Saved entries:
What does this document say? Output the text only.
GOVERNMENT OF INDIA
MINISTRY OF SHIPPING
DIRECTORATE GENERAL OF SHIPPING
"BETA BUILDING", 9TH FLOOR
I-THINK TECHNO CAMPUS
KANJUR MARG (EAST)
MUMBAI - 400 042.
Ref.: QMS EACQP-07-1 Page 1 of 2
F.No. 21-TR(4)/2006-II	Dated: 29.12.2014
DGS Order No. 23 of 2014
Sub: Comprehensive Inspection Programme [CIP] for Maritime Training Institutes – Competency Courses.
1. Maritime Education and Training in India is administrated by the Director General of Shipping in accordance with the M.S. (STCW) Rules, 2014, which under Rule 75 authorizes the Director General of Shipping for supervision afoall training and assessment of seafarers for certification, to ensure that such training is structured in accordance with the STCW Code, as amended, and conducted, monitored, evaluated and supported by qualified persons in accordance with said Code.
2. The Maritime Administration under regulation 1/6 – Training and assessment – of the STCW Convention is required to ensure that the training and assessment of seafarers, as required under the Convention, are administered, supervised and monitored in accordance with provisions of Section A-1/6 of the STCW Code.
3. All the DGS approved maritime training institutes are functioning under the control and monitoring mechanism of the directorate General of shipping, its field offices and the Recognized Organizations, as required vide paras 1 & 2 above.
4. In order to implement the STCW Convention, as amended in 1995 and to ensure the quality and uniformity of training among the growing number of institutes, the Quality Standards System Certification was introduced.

--- TO BE DONE ---
Every record shown above must be echoed exactly.

--- RESPONSE TO THIS EXERCISE ---
What does this document say? Output the text only.
GOVERNMENT OF INDIA
MINISTRY OF SHIPPING
DIRECTORATE GENERAL OF SHIPPING
"BETA BUILDING", 9TH FLOOR
I-THINK TECHNO CAMPUS
KANJUR MARG (EAST)
MUMBAI - 400 042.
Ref.: QMS EACQP-07-1 Page 1 of 2
F.No. 21-TR(4)/2006-II	Dated: 29.12.2014
DGS Order No. 23 of 2014
Sub: Comprehensive Inspection Programme [CIP] for Maritime Training Institutes – Competency Courses.
1. Maritime Education and Training in India is administrated by the Director General of Shipping in accordance with the M.S. (STCW) Rules, 2014, which under Rule 75 authorizes the Director General of Shipping for supervision afoall training and assessment of seafarers for certification, to ensure that such training is structured in accordance with the STCW Code, as amended, and conducted, monitored, evaluated and supported by qualified persons in accordance with said Code.
2. The Maritime Administration under regulation 1/6 – Training and assessment – of the STCW Convention is required to ensure that the training and assessment of seafarers, as required under the Convention, are administered, supervised and monitored in accordance with provisions of Section A-1/6 of the STCW Code.
3. All the DGS approved maritime training institutes are functioning under the control and monitoring mechanism of the directorate General of shipping, its field offices and the Recognized Organizations, as required vide paras 1 & 2 above.
4. In order to implement the STCW Convention, as amended in 1995 and to ensure the quality and uniformity of training among the growing number of institutes, the Quality Standards System Certification was introduced.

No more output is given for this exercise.